Written exercise
Gather all lines with "Adjusted" from the records.
• • • •
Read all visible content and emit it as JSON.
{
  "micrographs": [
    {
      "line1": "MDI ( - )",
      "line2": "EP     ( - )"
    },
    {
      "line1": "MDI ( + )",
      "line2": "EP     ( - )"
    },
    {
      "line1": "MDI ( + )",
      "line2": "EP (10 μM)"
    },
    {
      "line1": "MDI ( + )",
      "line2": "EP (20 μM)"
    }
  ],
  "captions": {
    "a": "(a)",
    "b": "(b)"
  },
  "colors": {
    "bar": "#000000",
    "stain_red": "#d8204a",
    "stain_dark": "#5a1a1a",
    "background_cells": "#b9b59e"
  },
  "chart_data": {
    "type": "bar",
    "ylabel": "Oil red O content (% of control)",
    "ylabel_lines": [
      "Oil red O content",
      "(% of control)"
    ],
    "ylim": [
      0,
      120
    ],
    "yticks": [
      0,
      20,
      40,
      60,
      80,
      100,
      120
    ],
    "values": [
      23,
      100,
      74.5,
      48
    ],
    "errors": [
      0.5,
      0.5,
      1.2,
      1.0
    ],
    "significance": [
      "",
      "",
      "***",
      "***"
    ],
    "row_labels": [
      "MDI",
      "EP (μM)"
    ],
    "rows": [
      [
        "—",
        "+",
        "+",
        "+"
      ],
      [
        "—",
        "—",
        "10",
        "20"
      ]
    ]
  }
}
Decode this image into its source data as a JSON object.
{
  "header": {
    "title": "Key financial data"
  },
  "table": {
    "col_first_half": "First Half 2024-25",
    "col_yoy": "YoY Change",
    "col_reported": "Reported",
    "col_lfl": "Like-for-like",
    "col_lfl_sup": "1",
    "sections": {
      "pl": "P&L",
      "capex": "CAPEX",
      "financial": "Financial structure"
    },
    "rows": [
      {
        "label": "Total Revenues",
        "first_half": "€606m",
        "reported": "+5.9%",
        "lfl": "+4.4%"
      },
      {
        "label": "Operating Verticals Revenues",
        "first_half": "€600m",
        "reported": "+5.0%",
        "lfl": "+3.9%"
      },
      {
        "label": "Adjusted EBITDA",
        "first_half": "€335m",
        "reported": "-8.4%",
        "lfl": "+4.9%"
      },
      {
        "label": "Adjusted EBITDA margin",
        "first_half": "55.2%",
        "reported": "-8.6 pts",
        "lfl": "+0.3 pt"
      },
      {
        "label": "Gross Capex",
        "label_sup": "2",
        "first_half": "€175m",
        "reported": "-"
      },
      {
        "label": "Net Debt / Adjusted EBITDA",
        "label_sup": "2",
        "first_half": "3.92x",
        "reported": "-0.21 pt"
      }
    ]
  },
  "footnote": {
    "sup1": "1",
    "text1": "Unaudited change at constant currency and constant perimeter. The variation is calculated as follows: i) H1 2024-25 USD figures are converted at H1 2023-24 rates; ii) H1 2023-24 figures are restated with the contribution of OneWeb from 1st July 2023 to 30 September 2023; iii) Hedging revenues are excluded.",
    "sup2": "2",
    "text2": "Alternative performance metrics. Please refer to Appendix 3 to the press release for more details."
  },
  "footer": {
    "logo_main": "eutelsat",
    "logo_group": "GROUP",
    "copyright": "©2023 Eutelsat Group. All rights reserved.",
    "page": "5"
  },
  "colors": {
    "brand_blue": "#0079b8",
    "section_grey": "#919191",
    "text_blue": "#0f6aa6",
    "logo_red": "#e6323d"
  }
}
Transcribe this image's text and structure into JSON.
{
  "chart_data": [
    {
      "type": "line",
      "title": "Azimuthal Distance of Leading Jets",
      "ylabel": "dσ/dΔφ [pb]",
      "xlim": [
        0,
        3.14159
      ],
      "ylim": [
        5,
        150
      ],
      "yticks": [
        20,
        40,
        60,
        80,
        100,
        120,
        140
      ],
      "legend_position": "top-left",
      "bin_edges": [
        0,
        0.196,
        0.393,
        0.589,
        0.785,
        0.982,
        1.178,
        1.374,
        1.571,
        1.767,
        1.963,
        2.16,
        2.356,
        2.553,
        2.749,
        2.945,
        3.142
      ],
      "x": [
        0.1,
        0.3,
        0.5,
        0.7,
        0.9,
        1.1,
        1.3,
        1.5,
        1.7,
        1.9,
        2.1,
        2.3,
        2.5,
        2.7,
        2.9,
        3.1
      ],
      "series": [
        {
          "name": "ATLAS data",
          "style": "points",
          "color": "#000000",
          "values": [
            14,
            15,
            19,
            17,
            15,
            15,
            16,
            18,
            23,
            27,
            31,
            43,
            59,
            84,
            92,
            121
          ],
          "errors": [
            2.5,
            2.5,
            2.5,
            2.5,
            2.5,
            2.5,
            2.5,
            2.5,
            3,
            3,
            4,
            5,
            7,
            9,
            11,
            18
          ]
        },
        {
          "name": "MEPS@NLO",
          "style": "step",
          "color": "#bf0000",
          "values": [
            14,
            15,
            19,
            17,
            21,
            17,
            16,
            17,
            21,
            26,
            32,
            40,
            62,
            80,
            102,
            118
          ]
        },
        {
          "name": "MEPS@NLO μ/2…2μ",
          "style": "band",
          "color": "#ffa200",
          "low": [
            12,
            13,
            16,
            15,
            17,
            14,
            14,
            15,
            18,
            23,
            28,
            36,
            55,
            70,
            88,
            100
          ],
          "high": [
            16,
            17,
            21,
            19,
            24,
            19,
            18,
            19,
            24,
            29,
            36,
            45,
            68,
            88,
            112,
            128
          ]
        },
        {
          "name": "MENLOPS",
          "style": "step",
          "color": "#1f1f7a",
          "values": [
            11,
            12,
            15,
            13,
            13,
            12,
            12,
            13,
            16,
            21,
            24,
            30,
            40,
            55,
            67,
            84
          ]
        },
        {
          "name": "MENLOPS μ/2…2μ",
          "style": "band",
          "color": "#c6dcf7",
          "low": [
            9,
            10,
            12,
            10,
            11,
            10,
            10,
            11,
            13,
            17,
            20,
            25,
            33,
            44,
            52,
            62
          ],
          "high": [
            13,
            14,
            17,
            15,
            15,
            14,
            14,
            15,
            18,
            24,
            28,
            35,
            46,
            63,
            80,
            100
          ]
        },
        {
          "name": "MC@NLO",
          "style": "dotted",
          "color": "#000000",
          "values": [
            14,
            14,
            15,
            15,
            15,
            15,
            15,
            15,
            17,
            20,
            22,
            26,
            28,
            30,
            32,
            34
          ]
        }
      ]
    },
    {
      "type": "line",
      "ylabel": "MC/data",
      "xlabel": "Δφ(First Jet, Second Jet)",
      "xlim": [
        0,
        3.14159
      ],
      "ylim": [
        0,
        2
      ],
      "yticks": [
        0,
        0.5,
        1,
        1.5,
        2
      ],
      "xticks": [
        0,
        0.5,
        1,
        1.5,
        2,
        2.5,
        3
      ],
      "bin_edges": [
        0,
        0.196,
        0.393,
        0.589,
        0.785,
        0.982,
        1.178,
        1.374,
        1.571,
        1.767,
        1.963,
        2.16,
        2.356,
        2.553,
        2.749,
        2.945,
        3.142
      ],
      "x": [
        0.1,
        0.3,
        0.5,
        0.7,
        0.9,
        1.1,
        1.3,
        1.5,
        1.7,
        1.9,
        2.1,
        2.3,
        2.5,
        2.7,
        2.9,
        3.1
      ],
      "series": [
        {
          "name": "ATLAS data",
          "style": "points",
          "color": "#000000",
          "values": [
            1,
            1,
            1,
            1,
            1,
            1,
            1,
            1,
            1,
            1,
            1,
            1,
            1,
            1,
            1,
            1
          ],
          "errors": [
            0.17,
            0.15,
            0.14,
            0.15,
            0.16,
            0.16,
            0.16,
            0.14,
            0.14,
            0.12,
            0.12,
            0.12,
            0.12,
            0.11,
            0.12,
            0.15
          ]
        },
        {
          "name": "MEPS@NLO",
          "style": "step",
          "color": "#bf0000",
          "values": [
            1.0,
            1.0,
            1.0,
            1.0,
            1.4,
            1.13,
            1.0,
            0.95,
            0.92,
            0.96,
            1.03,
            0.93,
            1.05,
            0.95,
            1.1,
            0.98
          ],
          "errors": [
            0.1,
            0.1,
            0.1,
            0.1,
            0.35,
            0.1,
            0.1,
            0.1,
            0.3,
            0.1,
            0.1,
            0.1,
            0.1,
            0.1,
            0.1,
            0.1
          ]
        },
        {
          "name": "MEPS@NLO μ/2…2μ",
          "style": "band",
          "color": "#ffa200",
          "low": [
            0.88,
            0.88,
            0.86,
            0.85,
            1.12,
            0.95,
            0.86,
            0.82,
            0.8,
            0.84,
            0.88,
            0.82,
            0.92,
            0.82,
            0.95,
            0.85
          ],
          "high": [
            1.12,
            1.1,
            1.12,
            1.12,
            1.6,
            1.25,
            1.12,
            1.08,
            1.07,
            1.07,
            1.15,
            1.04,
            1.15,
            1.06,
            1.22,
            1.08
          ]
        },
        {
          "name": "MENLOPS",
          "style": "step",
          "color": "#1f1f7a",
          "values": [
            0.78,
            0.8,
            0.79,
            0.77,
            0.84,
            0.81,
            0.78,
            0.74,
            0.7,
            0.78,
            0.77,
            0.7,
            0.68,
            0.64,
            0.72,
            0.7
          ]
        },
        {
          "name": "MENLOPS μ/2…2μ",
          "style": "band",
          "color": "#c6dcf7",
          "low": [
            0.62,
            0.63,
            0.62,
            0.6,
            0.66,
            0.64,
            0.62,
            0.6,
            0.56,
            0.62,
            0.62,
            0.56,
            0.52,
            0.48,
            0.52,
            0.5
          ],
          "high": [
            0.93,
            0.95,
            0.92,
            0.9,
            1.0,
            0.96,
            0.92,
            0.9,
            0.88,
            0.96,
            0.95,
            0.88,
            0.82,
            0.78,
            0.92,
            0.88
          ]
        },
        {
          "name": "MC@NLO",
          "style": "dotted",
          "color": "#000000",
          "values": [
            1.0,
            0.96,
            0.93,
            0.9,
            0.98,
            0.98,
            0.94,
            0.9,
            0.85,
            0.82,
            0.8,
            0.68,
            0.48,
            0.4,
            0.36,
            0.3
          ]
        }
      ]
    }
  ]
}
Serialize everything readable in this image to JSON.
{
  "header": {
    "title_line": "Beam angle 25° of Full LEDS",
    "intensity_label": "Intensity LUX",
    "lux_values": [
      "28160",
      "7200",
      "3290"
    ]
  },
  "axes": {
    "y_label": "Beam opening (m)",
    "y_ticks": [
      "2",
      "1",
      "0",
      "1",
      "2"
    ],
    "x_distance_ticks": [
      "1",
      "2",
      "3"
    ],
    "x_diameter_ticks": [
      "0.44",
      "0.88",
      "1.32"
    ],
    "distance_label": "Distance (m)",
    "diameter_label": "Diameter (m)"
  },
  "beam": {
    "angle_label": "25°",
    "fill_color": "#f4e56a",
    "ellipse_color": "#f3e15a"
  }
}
• • • •
Response for this exercise
        "label": "Adjusted EBITDA",
        "label": "Adjusted EBITDA margin",
        "label": "Net Debt / Adjusted EBITDA",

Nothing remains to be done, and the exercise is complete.